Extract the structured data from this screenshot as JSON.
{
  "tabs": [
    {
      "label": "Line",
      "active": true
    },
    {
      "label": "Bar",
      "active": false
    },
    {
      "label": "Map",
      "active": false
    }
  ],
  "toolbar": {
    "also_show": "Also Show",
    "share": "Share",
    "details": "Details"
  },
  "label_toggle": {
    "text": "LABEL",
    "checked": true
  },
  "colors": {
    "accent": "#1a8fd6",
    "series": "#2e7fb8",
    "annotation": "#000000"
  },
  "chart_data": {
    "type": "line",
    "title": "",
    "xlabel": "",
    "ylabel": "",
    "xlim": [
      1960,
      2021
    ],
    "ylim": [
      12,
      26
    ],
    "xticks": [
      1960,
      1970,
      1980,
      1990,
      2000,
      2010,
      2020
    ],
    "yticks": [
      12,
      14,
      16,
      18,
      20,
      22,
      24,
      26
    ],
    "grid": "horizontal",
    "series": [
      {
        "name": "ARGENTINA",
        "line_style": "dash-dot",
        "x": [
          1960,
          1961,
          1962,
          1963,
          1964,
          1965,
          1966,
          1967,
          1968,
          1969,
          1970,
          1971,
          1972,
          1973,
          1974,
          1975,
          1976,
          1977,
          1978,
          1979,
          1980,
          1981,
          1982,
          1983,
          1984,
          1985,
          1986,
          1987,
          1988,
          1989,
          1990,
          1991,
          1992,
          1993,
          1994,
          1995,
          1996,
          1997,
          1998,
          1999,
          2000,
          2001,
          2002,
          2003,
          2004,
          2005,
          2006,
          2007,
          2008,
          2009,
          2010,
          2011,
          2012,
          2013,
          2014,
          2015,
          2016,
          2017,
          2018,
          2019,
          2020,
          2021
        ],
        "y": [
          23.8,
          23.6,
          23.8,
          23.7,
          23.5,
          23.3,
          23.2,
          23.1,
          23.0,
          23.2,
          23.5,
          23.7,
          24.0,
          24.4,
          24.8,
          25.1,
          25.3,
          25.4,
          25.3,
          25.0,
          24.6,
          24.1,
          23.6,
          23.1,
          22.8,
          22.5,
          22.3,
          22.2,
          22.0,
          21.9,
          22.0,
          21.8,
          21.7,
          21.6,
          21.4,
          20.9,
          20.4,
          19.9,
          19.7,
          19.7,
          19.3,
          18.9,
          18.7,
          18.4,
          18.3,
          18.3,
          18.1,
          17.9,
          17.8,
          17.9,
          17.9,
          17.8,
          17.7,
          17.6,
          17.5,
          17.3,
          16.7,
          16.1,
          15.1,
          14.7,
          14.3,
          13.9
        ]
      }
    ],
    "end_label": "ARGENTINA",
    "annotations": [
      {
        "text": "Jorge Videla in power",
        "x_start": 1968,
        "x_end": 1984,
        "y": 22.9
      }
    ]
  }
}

□ □ □ □

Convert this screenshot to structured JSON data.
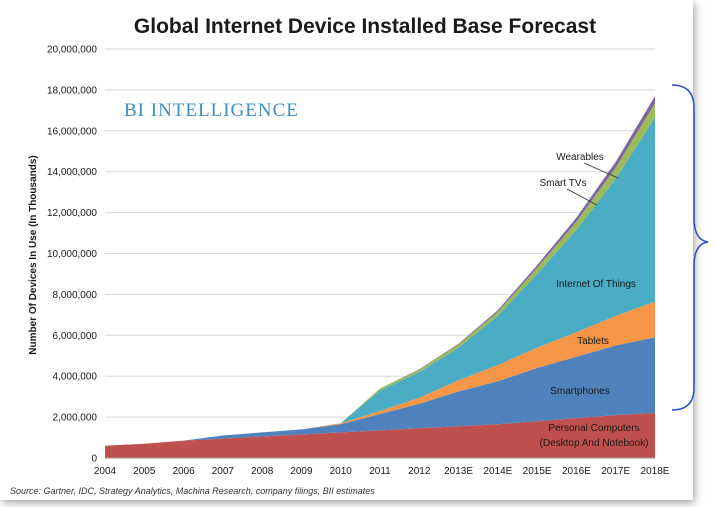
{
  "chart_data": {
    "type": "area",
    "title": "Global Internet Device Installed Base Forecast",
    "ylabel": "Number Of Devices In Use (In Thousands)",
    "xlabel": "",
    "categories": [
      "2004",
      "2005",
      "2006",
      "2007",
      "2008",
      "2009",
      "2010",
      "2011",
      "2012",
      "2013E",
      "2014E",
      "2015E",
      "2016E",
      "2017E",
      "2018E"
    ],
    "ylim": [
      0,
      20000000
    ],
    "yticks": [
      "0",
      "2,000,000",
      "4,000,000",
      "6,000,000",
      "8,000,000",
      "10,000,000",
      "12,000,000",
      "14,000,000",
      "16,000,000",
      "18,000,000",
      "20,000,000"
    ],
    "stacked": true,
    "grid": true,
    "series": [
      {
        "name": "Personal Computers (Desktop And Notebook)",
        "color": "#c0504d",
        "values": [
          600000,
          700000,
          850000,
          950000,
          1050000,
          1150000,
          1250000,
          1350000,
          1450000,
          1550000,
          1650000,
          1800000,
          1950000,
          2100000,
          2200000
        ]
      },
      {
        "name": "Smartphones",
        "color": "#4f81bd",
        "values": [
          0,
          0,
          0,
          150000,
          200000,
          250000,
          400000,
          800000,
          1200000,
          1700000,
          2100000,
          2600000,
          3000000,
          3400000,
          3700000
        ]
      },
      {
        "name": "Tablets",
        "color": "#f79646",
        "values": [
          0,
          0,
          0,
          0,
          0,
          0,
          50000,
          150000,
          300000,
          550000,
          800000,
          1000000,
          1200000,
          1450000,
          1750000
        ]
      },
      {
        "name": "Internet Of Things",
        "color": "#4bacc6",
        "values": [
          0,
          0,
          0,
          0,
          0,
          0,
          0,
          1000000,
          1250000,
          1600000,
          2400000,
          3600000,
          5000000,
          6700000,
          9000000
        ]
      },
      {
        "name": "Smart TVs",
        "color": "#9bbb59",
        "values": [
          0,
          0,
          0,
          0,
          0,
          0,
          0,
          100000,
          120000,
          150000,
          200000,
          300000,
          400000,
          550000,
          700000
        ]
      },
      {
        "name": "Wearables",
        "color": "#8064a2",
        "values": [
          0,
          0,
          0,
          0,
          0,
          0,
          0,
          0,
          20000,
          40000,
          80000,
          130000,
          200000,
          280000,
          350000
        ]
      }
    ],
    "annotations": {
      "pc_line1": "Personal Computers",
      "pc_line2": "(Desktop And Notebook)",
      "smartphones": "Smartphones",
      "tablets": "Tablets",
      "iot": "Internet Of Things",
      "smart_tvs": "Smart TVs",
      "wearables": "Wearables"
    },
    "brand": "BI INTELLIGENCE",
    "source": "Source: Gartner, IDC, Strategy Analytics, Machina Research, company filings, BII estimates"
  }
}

□ □ □ □

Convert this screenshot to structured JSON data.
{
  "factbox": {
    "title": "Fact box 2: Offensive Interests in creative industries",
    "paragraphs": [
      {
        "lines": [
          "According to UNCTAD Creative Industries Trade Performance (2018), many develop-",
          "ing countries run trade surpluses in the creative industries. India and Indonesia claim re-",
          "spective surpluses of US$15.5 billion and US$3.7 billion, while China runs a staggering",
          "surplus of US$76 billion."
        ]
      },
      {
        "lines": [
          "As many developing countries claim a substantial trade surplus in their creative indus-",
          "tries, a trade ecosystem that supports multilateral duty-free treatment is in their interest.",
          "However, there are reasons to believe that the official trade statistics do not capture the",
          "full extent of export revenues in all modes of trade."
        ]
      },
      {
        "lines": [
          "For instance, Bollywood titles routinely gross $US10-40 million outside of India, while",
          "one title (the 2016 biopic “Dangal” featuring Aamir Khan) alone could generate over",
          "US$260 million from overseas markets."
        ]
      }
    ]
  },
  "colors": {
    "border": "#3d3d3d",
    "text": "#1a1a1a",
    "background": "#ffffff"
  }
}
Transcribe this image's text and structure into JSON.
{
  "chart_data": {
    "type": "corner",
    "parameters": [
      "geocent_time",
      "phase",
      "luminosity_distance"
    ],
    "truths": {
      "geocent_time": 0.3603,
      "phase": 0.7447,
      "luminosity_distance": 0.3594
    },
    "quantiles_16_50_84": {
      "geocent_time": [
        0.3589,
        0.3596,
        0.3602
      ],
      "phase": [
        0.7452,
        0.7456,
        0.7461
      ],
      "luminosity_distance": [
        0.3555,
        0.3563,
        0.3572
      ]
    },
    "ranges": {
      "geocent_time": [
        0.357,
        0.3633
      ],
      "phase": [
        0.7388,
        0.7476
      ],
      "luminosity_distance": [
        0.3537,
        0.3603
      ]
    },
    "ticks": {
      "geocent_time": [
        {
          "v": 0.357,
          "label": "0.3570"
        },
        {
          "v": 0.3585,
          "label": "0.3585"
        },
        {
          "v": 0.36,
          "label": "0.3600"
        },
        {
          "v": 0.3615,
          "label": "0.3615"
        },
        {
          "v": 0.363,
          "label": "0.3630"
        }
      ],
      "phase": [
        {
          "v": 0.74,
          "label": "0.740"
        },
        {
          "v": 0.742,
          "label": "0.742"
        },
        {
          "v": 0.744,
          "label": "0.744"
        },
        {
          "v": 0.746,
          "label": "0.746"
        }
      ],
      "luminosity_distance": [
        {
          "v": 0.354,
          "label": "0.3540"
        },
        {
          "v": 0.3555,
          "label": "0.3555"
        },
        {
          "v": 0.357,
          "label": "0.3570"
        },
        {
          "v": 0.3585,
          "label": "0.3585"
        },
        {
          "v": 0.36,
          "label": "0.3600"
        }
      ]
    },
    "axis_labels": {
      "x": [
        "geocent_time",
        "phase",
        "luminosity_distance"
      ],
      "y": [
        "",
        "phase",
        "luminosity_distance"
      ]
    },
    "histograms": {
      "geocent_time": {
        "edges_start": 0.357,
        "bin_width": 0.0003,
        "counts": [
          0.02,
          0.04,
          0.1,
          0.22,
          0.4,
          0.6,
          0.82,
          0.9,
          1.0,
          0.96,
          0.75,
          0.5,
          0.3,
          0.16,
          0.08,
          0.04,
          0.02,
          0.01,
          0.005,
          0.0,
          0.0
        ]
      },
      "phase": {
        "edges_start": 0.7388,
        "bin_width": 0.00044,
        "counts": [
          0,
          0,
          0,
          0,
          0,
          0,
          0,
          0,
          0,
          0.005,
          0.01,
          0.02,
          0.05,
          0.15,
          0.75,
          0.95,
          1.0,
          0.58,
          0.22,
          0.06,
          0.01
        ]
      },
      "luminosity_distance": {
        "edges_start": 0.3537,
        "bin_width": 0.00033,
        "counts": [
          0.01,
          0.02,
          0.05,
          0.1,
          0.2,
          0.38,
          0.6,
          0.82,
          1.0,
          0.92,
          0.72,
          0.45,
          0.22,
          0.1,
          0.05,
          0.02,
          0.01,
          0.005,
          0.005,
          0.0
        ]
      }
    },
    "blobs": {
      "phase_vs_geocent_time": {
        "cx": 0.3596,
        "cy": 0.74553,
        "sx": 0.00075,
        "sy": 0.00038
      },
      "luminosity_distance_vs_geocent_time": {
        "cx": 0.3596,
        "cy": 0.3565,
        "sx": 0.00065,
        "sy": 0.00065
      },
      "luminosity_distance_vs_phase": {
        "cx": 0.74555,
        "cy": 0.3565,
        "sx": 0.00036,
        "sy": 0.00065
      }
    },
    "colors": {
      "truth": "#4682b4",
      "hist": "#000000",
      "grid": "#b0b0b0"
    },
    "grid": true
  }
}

□ □ □ □

Find all lines with "name" in them and copy each one.

        "name": "ARGENTINA",
        "name": "Personal Computers (Desktop And Notebook)",
        "name": "Smartphones",
        "name": "Tablets",
        "name": "Internet Of Things",
        "name": "Smart TVs",
        "name": "Wearables",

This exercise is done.